_ACTION ITEM_
Pull each line containing "color" out of the listing below.

_INFORMATION GIVEN_
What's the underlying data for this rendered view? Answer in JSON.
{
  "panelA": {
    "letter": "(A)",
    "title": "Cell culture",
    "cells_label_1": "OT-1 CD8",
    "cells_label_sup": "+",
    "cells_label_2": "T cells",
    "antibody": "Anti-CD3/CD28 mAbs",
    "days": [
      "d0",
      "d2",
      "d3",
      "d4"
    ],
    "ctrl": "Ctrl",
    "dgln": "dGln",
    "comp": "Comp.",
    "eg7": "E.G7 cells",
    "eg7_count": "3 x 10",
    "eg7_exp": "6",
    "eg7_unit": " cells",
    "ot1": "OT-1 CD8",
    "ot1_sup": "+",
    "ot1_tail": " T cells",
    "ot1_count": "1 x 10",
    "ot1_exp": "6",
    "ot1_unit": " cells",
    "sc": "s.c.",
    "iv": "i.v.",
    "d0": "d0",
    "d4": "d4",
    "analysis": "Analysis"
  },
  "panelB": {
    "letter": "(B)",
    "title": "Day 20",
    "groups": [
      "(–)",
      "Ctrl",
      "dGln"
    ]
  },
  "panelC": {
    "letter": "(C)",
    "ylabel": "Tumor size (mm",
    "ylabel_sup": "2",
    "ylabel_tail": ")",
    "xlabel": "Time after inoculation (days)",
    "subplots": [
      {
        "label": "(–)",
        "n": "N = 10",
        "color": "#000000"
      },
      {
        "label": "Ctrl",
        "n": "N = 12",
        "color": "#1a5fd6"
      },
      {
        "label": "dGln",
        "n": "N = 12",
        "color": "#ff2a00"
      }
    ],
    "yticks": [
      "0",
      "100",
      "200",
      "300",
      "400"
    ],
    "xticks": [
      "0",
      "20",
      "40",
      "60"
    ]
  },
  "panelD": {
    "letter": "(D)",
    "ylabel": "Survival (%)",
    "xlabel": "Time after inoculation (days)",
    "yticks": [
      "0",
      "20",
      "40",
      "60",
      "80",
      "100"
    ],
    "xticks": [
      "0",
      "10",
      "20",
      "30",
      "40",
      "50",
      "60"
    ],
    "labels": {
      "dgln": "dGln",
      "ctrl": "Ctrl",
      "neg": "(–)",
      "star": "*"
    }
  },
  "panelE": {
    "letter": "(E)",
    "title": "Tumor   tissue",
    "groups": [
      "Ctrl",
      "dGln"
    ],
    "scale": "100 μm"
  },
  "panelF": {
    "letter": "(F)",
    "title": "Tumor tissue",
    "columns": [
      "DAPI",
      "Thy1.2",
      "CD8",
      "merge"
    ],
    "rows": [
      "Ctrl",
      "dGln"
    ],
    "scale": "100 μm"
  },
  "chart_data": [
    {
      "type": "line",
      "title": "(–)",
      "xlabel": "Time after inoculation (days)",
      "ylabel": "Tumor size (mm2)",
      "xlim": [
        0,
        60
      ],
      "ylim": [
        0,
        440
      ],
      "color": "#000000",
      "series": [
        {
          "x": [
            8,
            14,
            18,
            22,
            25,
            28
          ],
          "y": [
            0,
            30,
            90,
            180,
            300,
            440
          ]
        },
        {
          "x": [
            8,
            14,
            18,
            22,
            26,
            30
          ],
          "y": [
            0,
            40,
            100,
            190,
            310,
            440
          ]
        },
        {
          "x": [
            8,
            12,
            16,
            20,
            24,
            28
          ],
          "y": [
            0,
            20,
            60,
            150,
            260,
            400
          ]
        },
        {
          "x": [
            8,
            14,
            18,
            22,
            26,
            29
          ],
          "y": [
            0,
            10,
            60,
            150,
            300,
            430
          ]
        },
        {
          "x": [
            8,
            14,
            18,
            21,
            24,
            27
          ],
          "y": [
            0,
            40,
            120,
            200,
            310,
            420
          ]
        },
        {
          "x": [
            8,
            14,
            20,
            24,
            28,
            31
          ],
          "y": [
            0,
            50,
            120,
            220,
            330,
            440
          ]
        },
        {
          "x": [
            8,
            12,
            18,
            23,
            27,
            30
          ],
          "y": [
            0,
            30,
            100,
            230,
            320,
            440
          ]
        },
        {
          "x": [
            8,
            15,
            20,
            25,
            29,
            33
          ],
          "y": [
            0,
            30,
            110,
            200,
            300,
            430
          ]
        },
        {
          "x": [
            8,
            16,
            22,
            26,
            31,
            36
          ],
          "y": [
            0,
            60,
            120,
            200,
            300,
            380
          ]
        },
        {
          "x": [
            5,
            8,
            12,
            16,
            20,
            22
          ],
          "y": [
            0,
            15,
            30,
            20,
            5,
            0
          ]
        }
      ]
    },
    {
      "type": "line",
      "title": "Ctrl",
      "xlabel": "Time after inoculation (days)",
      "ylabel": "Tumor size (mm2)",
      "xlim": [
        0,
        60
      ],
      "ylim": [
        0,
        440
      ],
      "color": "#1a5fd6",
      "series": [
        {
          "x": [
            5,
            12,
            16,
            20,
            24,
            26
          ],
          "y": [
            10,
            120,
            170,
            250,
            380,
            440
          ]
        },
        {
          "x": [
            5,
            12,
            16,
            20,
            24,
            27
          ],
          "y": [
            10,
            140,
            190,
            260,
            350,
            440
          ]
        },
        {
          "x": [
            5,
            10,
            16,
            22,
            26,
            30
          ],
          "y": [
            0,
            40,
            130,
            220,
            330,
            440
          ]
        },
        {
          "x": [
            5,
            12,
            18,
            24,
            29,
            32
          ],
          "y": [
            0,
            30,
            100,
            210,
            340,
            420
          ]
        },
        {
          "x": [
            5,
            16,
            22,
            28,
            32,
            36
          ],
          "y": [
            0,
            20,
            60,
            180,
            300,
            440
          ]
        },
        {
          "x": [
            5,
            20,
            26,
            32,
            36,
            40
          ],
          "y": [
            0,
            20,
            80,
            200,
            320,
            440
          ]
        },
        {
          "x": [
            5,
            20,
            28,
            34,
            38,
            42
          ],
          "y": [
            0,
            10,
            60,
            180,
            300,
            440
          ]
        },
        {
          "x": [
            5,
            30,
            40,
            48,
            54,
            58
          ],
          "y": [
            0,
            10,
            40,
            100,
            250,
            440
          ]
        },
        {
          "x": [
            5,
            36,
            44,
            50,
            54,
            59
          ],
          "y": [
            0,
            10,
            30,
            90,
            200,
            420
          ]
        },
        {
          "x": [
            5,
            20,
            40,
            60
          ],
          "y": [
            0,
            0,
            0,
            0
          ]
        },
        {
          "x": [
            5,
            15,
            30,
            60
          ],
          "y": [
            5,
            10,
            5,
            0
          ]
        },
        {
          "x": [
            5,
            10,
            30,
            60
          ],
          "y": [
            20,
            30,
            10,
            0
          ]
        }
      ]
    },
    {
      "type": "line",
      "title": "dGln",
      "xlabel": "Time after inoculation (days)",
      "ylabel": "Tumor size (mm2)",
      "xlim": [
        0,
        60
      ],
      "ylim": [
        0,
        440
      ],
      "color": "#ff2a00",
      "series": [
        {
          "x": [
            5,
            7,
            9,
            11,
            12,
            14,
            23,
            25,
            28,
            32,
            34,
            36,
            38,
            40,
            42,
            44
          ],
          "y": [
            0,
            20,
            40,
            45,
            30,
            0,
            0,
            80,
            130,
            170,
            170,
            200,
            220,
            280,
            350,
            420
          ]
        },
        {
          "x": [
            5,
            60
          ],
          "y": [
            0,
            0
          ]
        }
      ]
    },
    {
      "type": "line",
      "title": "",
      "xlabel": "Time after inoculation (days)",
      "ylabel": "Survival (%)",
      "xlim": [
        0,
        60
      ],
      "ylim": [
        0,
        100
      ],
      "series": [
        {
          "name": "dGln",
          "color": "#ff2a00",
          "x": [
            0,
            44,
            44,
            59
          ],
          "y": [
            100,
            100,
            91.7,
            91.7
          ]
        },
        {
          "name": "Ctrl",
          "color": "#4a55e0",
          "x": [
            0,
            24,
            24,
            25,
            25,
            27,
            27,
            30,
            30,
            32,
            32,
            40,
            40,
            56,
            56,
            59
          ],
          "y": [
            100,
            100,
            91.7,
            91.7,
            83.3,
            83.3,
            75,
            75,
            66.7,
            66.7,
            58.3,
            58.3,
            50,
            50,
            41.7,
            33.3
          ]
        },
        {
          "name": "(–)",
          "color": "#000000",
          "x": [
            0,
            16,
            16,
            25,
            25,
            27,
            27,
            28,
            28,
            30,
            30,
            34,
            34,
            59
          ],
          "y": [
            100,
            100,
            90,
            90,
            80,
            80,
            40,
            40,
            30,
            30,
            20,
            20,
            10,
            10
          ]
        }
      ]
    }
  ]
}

_SOLUTION FOR THIS EXERCISE_
        "color": "#000000"
        "color": "#1a5fd6"
        "color": "#ff2a00"
      "color": "#000000",
      "color": "#1a5fd6",
      "color": "#ff2a00",
          "color": "#ff2a00",
          "color": "#4a55e0",
          "color": "#000000",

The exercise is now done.